• _What you will do_: Report the count of lines below in which the string "Chutneypudi" occurs; include nothing else.

Dataset entries
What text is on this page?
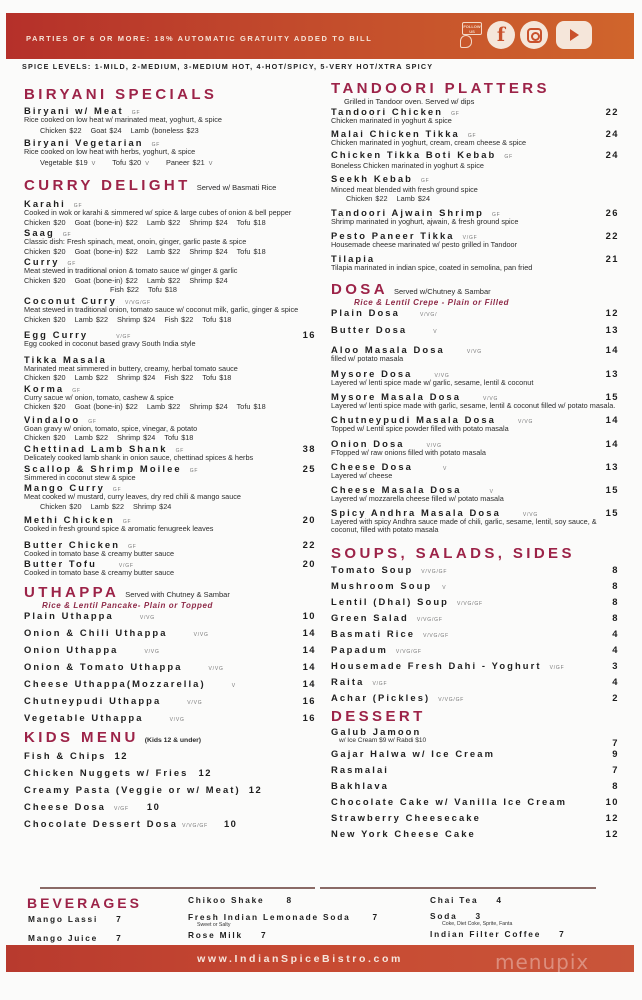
PARTIES OF 6 OR MORE: 18% AUTOMATIC GRATUITY ADDED TO BILL
FOLLOW US	f
SPICE LEVELS: 1-MILD, 2-MEDIUM, 3-MEDIUM HOT, 4-HOT/SPICY, 5-VERY HOT/XTRA SPICY
BIRYANI SPECIALS
Biryani w/ Meat GF
Rice cooked on low heat w/ marinated meat, yoghurt, & spice
Chicken $22 Goat $24 Lamb (boneless $23
Biryani Vegetarian GF
Rice cooked on low heat with herbs, yoghurt, & spice
Vegetable $19 V Tofu $20 V Paneer $21 V
CURRY DELIGHT Served w/ Basmati Rice
Karahi GF
Cooked in wok or karahi & simmered w/ spice & large cubes of onion & bell pepper
Chicken $20 Goat (bone-in) $22 Lamb $22 Shrimp $24 Tofu $18
Saag GF
Classic dish: Fresh spinach, meat, onoin, ginger, garlic paste & spice
Chicken $20 Goat (bone-in) $22 Lamb $22 Shrimp $24 Tofu $18
Curry GF
Meat stewed in traditional onion & tomato sauce w/ ginger & garlic
Chicken $20 Goat (bone-in) $22 Lamb $22 Shrimp $24
Fish $22 Tofu $18
Coconut Curry V/VG/GF
Meat stewed in traditional onion, tomato sauce w/ coconut milk, garlic, ginger & spice
Chicken $20 Lamb $22 Shrimp $24 Fish $22 Tofu $18
Egg Curry	V/GF	16
Egg cooked in coconut based gravy South India style
Tikka Masala
Marinated meat simmered in buttery, creamy, herbal tomato sauce
Chicken $20 Lamb $22 Shrimp $24 Fish $22 Tofu $18
Korma GF
Curry sacue w/ onion, tomato, cashew & spice
Chicken $20 Goat (bone-in) $22 Lamb $22 Shrimp $24 Tofu $18
Vindaloo GF
Goan gravy w/ onion, tomato, spice, vinegar, & potato
Chicken $20 Lamb $22 Shrimp $24 Tofu $18
Chettinad Lamb Shank GF	38
Delicately cooked lamb shank in onion sauce, chettinad spices & herbs
Scallop & Shrimp Moilee GF	25
Simmered in coconut stew & spice
Mango Curry GF
Meat cooked w/ mustard, curry leaves, dry red chili & mango sauce
Chicken $20 Lamb $22 Shrimp $24
Methi Chicken GF	20
Cooked in fresh ground spice & aromatic fenugreek leaves
Butter Chicken GF	22
Cooked in tomato base & creamy butter sauce
Butter Tofu	V/GF	20
Cooked in tomato base & creamy butter sauce
UTHAPPA Served with Chutney & Sambar
Rice & Lentil Pancake- Plain or Topped
Plain Uthappa	V/VG	10
Onion & Chili Uthappa	V/VG	14
Onion Uthappa	V/VG	14
Onion & Tomato Uthappa	V/VG	14
Cheese Uthappa(Mozzarella)	V	14
Chutneypudi Uthappa	V/VG	16
Vegetable Uthappa	V/VG	16
KIDS MENU (Kids 12 & under)
Fish & Chips 12
Chicken Nuggets w/ Fries 12
Creamy Pasta (Veggie or w/ Meat) 12
Cheese Dosa V/GF 10
Chocolate Dessert Dosa V/VG/GF 10
TANDOORI PLATTERS
Grilled in Tandoor oven. Served w/ dips
Tandoori Chicken GF	22
Chicken marinated in yoghurt & spice
Malai Chicken Tikka GF	24
Chicken marinated in yoghurt, cream, cream cheese & spice
Chicken Tikka Boti Kebab GF	24
Boneless Chicken marinated in yoghurt & spice
Seekh Kebab GF
Minced meat blended with fresh ground spice
Chicken $22 Lamb $24
Tandoori Ajwain Shrimp GF	26
Shrimp marinated in yoghurt, ajwain, & fresh ground spice
Pesto Paneer Tikka V/GF	22
Housemade cheese marinated w/ pesto grilled in Tandoor
Tilapia	21
Tilapia marinated in indian spice, coated in semolina, pan fried
DOSA Served w/Chutney & Sambar
Rice & Lentil Crepe - Plain or Filled
Plain Dosa	V/VG/	12
Butter Dosa	V	13
Aloo Masala Dosa	V/VG	14
filled w/ potato masala
Mysore Dosa	V/VG	13
Layered w/ lenti spice made w/ garlic, sesame, lentil & coconut
Mysore Masala Dosa	V/VG	15
Layered w/ lenti spice made with garlic, sesame, lentil & coconut filled w/ potato masala.
Chutneypudi Masala Dosa	V/VG	14
Topped w/ Lentil spice powder filled with potato masala
Onion Dosa	V/VG	14
FTopped w/ raw onions filled with potato masala
Cheese Dosa	V	13
Layered w/ cheese
Cheese Masala Dosa	V	15
Layered w/ mozzarella cheese filled w/ potato masala
Spicy Andhra Masala Dosa	V/VG	15
Layered with spicy Andhra sauce made of chili, garlic, sesame, lentil, soy sauce, & coconut, filled with potato masala
SOUPS, SALADS, SIDES
Tomato Soup V/VG/GF	8
Mushroom Soup V	8
Lentil (Dhal) Soup V/VG/GF	8
Green Salad V/VG/GF	8
Basmati Rice V/VG/GF	4
Papadum V/VG/GF	4
Housemade Fresh Dahi - Yoghurt V/GF	3
Raita V/GF	4
Achar (Pickles) V/VG/GF	2
DESSERT
Galub Jamoon
w/ Ice Cream $9 w/ Rabdi $10	7
Gajar Halwa w/ Ice Cream	9
Rasmalai	7
Bakhlava	8
Chocolate Cake w/ Vanilla Ice Cream	10
Strawberry Cheesecake	12
New York Cheese Cake	12
BEVERAGES
Mango Lassi 7
Mango Juice 7
Chikoo Shake	8
Fresh Indian Lemonade Soda	7
Sweet or Salty
Rose Milk 7
Chai Tea 4
Soda 3
Coke, Diet Coke, Sprite, Fanta
Indian Filter Coffee 7
www.IndianSpiceBistro.com	menupix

• _Solved exercise_: 2